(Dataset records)
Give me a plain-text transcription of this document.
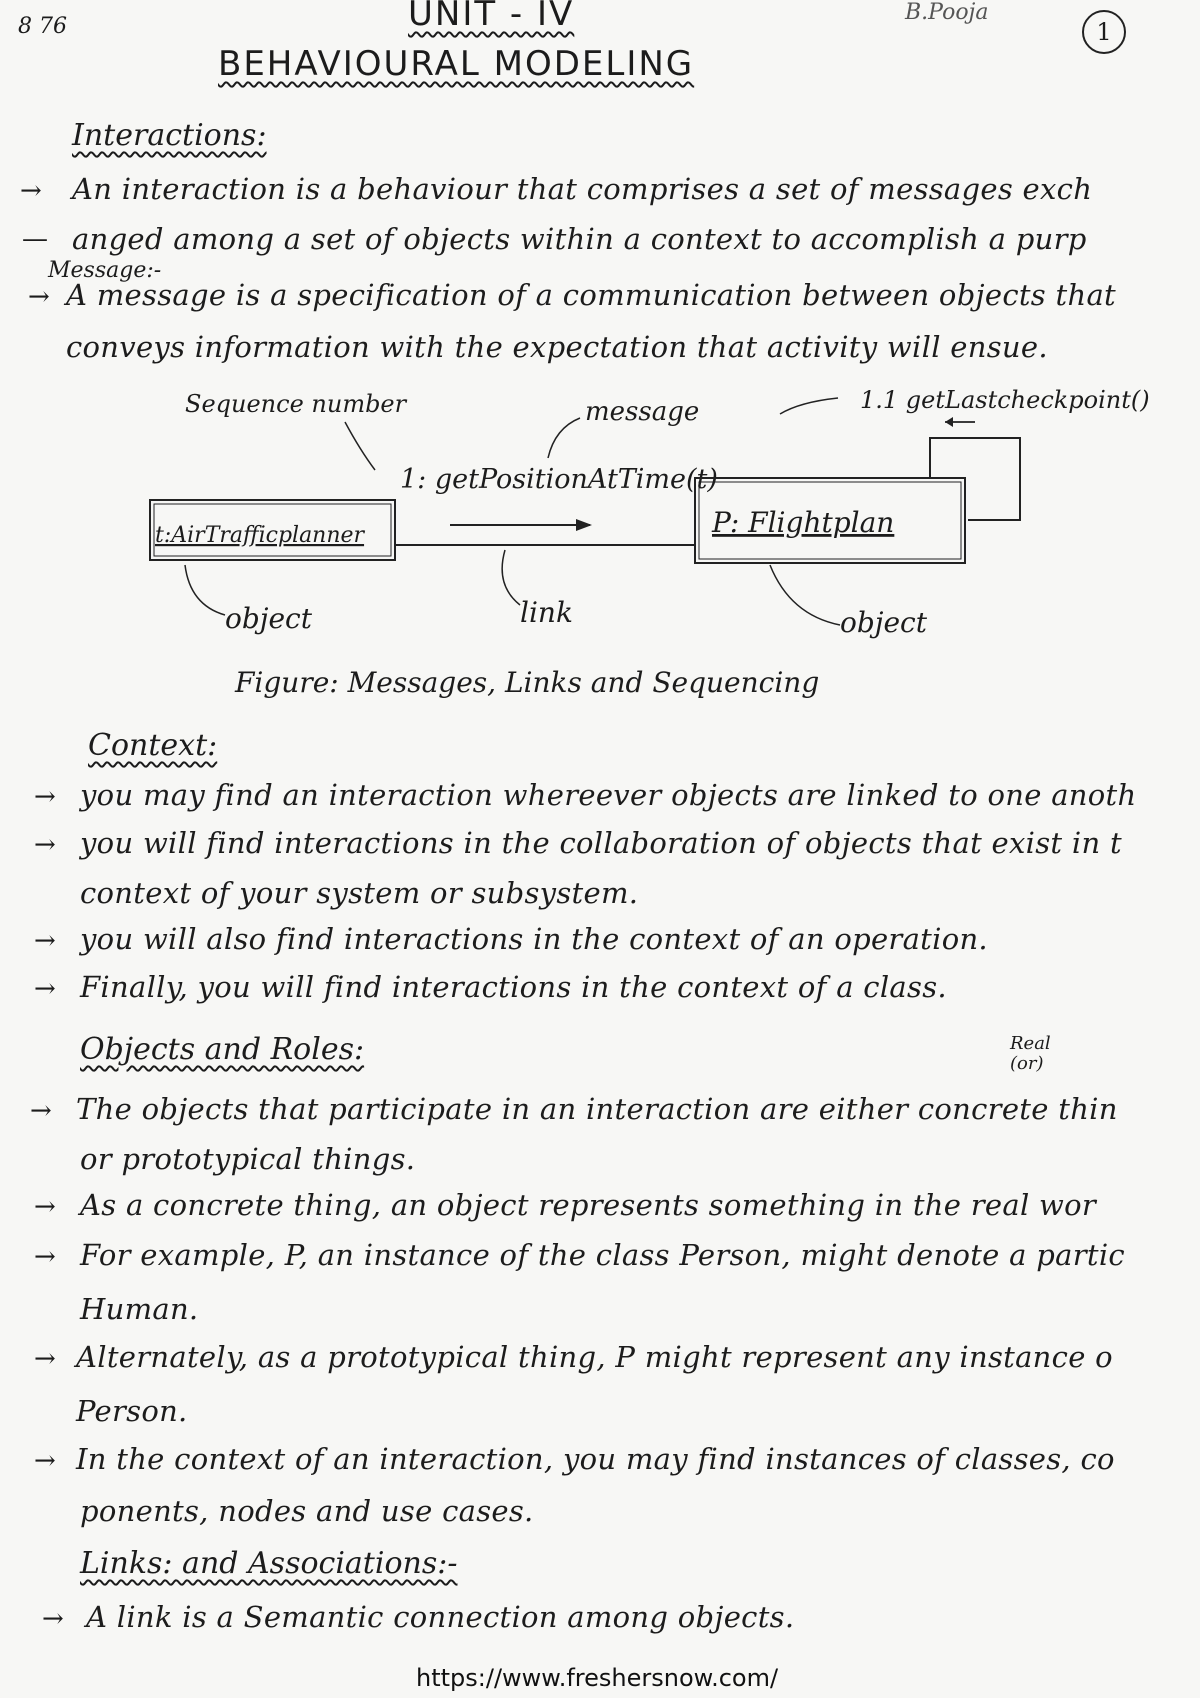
8 76	UNIT - IV
BEHAVIOURAL MODELING
B.Pooja
1
Interactions:
→ An interaction is a behaviour that comprises a set of messages exch
— anged among a set of objects within a context to accomplish a purp
Message:-
→ A message is a specification of a communication between objects that
conveys information with the expectation that activity will ensue.
Sequence number	message	1.1 getLastcheckpoint()
1: getPositionAtTime(t)
t:AirTrafficplanner	P: Flightplan
object	link	object
Figure: Messages, Links and Sequencing
Context:
→ you may find an interaction whereever objects are linked to one anoth
→ you will find interactions in the collaboration of objects that exist in t
context of your system or subsystem.
→ you will also find interactions in the context of an operation.
→ Finally, you will find interactions in the context of a class.
Objects and Roles:	Real (or)
→ The objects that participate in an interaction are either concrete thin
or prototypical things.
→ As a concrete thing, an object represents something in the real wor
→ For example, P, an instance of the class Person, might denote a partic
Human.
→ Alternately, as a prototypical thing, P might represent any instance o
Person.
→ In the context of an interaction, you may find instances of classes, co
ponents, nodes and use cases.
Links: and Associations:-
→ A link is a Semantic connection among objects.
https://www.freshersnow.com/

## REQUIREMENT
Look through the entries above; copy every line holding the string "concrete".

## FINAL ANSWER
→ The objects that participate in an interaction are either concrete thin
→ As a concrete thing, an object represents something in the real wor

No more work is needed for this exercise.